*** Data shown
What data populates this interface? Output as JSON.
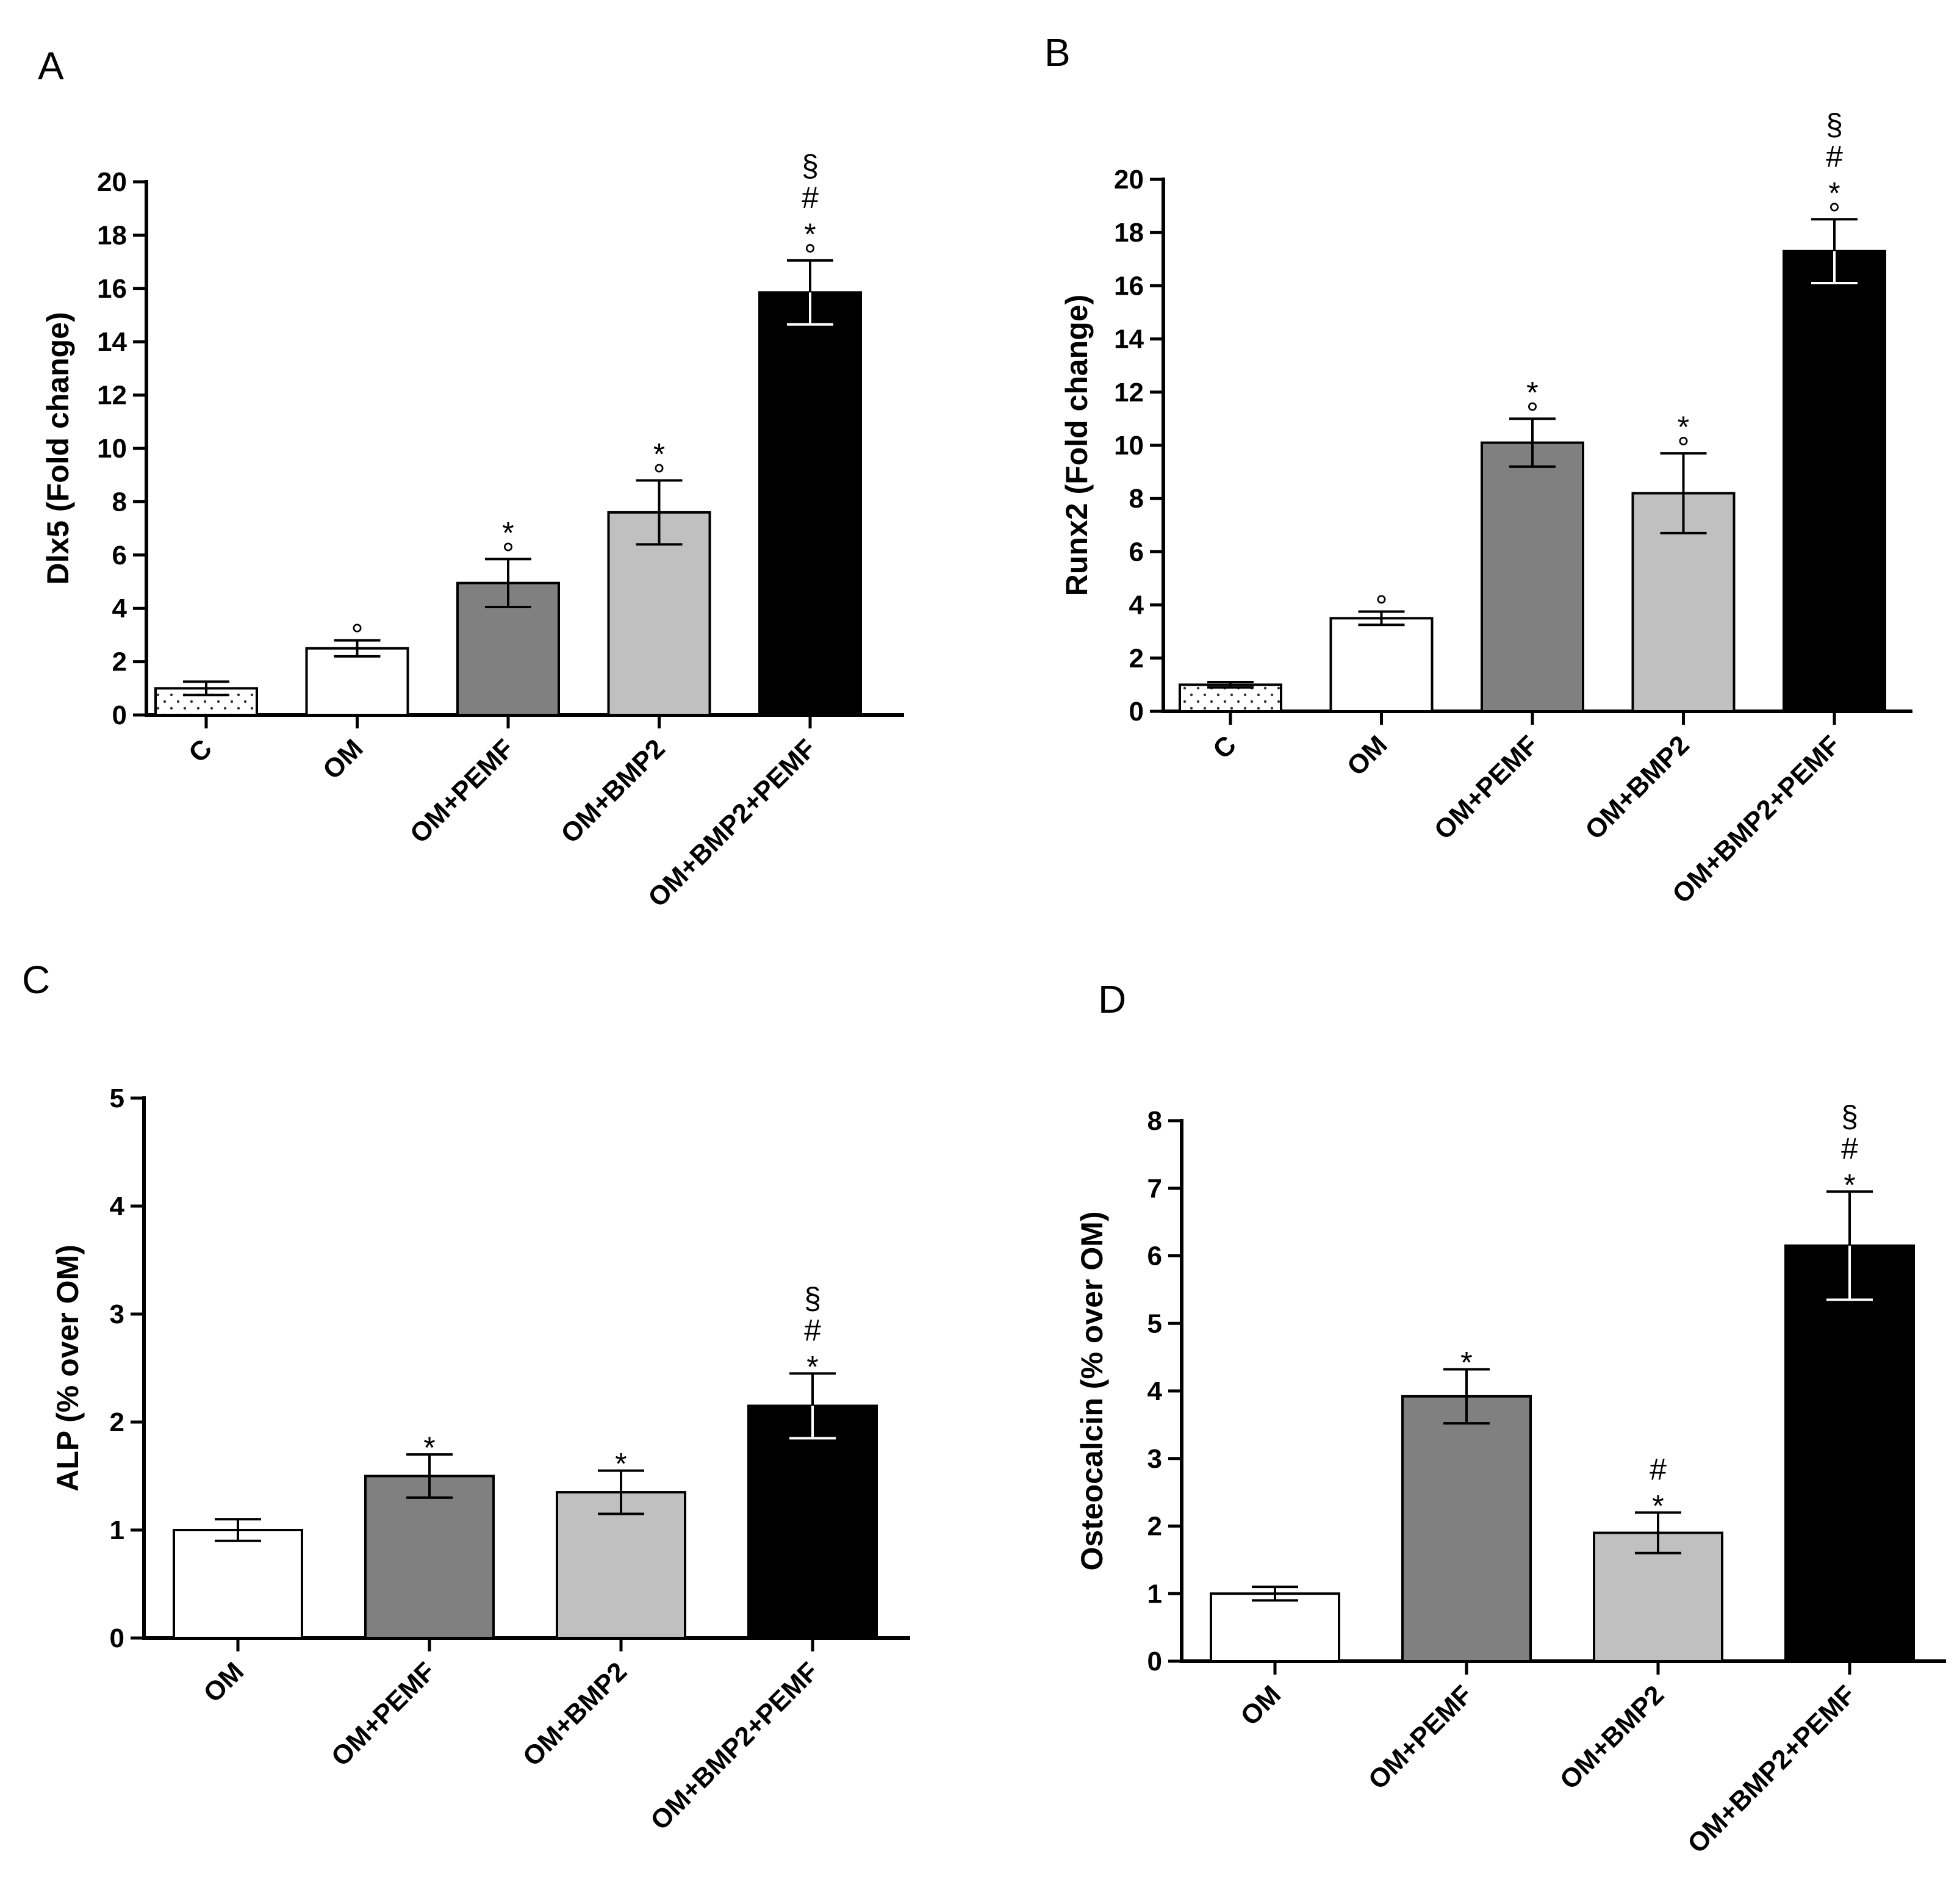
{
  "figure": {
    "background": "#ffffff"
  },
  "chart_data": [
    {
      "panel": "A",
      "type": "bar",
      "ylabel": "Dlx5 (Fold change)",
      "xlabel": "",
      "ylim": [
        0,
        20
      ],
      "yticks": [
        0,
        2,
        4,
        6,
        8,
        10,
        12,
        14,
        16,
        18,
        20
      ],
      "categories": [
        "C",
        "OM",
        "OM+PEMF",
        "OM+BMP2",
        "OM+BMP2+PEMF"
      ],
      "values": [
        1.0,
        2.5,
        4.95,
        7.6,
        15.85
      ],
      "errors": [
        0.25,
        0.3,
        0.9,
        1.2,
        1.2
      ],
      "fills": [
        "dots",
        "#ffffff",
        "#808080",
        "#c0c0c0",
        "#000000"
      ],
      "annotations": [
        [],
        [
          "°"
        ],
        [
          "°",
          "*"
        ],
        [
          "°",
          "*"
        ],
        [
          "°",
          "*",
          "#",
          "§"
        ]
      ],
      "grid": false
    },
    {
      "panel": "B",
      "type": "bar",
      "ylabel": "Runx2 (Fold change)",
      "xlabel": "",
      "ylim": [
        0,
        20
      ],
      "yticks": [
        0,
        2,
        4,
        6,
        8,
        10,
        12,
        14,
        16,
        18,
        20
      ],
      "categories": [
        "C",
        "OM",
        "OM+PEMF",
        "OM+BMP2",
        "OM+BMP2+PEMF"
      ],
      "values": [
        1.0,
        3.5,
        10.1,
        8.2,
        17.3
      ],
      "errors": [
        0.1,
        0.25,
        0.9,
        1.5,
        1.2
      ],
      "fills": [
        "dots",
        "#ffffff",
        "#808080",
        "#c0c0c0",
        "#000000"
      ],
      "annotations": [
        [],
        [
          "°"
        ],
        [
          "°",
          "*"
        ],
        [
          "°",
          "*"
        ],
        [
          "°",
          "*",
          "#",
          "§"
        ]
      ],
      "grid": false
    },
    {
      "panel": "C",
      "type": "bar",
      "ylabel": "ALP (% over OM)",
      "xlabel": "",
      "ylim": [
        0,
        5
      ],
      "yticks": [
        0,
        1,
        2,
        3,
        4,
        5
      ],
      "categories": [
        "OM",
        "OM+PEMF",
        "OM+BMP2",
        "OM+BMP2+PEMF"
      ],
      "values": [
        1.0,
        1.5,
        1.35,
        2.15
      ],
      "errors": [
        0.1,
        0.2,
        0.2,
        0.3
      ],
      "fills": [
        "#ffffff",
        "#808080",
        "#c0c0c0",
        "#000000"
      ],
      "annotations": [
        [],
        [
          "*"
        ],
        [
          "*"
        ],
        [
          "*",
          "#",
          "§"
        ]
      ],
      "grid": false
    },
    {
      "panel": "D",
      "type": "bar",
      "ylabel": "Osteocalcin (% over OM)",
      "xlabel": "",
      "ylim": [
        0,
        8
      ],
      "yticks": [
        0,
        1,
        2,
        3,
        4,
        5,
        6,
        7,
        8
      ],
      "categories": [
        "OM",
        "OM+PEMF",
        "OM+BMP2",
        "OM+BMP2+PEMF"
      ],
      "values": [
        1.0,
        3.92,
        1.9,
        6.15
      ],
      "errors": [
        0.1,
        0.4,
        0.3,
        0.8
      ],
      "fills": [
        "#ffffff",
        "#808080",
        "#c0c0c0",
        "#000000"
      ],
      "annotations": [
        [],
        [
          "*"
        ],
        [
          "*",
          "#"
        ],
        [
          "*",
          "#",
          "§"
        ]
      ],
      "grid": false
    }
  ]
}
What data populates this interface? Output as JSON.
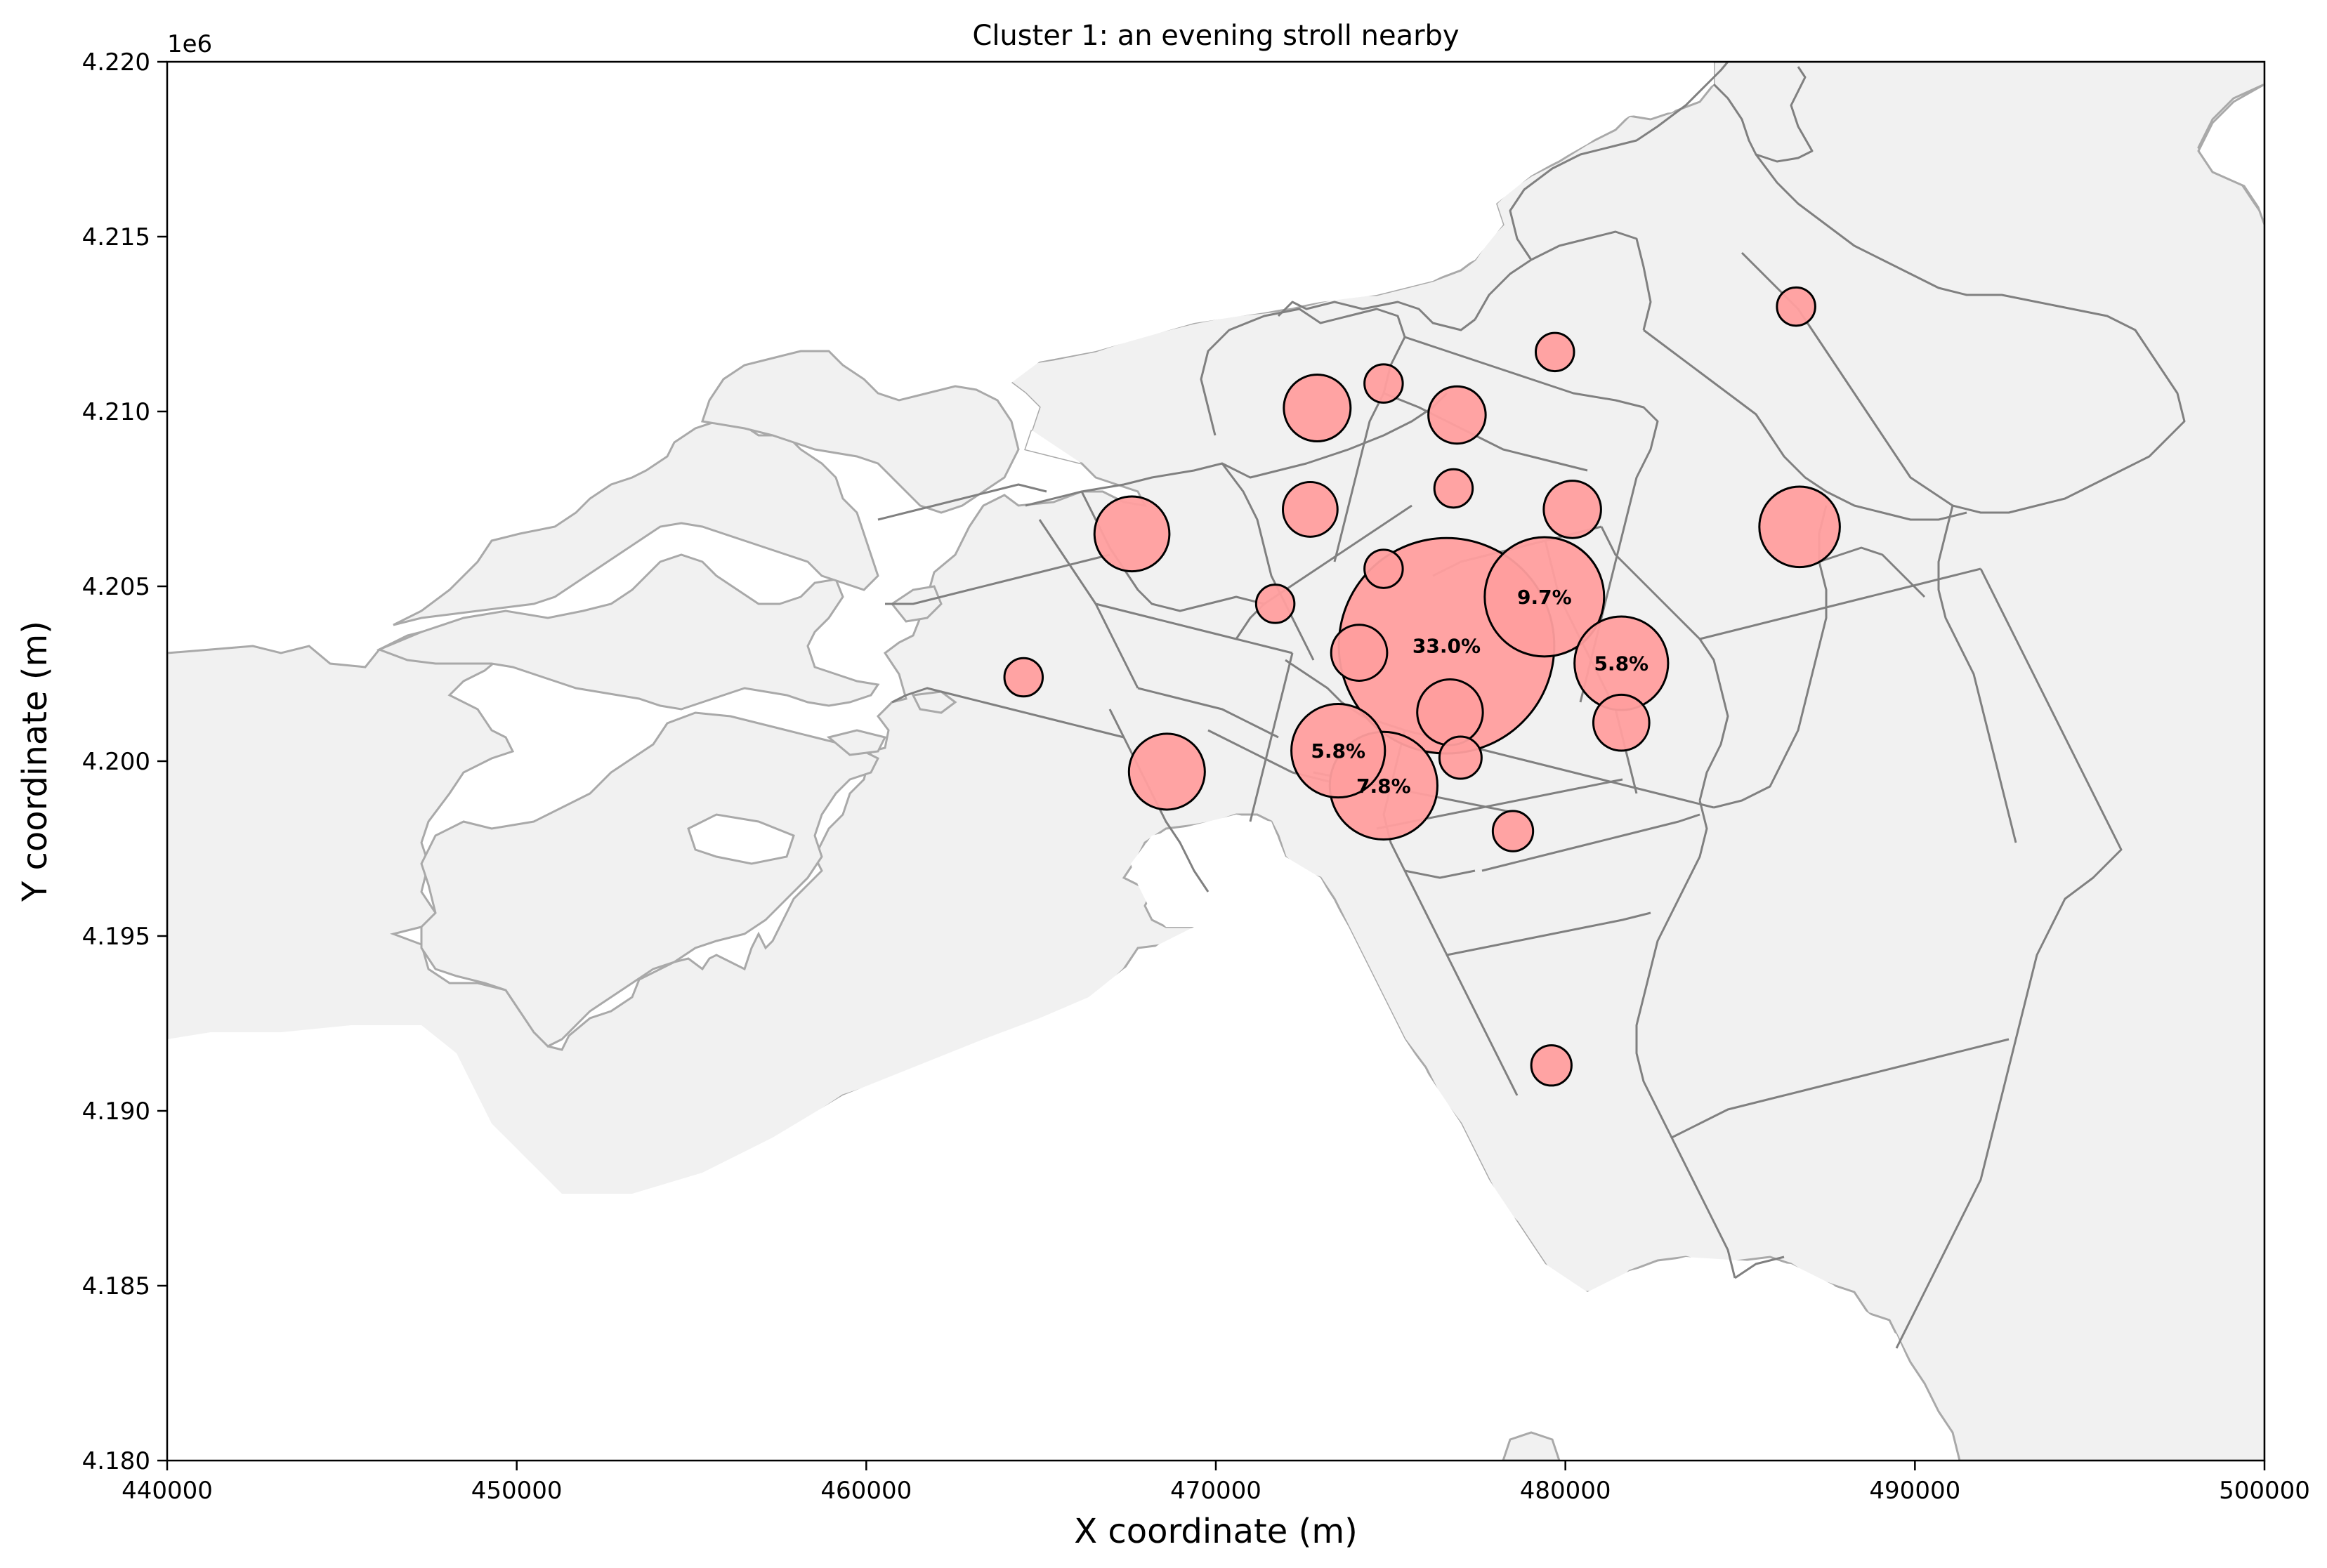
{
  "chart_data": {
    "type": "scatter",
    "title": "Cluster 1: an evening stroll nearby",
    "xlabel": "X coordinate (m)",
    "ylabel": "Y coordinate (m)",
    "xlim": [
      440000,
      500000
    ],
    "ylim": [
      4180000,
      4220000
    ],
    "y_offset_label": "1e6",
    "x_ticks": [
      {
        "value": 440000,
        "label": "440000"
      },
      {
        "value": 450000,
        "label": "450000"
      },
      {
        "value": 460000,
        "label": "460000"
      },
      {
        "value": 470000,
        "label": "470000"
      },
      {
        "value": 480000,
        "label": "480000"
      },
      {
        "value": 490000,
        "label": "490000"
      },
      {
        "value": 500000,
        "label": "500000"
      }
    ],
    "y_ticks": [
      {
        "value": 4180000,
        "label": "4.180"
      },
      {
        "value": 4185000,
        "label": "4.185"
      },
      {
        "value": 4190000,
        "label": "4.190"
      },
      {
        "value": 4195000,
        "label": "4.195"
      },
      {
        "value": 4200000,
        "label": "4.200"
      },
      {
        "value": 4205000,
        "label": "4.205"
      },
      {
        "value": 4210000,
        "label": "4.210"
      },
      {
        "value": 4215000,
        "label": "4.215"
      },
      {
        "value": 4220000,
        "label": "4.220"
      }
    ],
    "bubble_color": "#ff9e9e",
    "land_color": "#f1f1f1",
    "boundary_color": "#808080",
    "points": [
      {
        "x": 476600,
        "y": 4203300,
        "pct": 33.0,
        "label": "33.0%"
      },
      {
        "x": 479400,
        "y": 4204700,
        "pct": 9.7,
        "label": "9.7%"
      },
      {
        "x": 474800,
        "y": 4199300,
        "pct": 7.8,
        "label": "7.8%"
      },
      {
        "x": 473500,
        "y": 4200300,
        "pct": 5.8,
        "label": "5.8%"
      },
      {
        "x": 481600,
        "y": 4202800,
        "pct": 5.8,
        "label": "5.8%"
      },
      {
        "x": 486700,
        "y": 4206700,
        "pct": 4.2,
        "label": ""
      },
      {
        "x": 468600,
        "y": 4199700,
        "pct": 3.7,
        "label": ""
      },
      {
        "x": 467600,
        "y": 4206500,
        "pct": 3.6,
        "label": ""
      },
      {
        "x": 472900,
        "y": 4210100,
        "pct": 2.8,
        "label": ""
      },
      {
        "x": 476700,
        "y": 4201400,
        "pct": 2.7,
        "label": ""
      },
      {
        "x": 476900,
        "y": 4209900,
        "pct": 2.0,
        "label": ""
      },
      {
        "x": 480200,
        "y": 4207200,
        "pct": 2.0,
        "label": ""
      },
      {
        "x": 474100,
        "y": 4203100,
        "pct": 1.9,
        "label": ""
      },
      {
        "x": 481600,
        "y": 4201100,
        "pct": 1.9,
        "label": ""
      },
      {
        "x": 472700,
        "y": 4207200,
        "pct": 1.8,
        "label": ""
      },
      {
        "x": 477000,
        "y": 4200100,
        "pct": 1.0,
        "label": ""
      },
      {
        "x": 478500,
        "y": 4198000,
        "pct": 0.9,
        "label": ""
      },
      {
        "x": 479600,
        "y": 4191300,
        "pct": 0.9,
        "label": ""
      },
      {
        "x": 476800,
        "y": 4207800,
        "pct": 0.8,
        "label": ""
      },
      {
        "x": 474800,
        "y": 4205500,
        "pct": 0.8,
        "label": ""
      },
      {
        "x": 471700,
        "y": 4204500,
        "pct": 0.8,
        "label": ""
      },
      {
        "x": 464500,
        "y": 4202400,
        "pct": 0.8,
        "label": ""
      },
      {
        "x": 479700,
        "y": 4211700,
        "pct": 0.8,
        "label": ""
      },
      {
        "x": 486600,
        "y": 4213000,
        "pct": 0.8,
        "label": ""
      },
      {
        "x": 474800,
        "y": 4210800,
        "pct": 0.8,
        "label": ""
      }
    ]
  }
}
******
Exercise directions:
Check every line of the records above for the string "ylabel" and say how many contain it, giving the number alone.

Full output:
5